» WHAT IS REQUIRED:
Out of all the lines below, count those with the word "storage". Give the number only.

» TASK INPUT:

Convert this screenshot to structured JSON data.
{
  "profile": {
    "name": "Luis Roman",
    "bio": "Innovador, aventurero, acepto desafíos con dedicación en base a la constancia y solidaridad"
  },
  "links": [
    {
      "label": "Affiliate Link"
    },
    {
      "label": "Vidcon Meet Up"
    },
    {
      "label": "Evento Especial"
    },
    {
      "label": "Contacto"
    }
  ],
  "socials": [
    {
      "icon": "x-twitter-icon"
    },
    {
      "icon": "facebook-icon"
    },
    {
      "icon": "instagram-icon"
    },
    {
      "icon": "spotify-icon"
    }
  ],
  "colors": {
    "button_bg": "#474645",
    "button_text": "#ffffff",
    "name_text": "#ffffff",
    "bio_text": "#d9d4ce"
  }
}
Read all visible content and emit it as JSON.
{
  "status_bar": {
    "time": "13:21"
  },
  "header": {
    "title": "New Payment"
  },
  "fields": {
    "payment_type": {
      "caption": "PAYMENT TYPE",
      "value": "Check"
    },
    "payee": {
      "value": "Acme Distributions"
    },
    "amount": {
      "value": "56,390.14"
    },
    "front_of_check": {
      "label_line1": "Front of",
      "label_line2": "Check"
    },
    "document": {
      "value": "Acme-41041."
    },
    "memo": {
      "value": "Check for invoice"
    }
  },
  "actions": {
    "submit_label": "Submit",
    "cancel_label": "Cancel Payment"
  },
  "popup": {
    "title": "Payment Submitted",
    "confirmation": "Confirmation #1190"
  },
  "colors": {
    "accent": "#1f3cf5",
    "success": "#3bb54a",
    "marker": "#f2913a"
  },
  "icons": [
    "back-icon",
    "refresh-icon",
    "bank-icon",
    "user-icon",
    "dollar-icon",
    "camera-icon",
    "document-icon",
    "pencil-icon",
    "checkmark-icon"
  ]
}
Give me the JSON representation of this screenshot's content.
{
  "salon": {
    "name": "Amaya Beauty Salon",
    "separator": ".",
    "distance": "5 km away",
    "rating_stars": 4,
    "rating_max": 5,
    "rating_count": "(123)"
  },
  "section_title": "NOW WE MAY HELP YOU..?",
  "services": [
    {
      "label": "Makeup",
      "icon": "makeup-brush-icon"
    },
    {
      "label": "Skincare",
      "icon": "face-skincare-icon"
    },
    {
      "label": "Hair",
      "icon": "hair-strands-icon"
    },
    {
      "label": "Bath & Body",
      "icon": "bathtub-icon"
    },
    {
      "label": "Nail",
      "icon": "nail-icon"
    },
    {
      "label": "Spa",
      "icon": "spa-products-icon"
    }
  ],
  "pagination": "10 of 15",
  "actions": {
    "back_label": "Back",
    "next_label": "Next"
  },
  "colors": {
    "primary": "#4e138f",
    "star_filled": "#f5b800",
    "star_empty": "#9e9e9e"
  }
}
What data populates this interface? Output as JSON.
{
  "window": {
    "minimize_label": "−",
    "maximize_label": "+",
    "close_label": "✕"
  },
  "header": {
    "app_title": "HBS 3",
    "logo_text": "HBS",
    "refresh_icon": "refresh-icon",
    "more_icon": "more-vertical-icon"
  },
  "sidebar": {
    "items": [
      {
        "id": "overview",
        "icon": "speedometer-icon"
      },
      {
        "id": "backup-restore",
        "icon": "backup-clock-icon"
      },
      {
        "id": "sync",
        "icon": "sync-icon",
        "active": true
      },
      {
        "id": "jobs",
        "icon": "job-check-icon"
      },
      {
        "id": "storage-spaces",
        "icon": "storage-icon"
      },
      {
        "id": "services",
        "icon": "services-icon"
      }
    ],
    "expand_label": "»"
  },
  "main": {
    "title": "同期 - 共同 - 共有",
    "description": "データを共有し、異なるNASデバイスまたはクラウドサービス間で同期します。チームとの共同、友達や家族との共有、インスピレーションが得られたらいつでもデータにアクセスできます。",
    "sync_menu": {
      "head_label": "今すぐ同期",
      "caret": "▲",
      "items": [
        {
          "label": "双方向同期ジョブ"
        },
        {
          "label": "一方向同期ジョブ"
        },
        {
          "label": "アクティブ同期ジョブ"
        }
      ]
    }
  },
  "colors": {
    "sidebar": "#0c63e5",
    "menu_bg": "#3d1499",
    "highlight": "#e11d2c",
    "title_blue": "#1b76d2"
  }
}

» SOLUTION:
2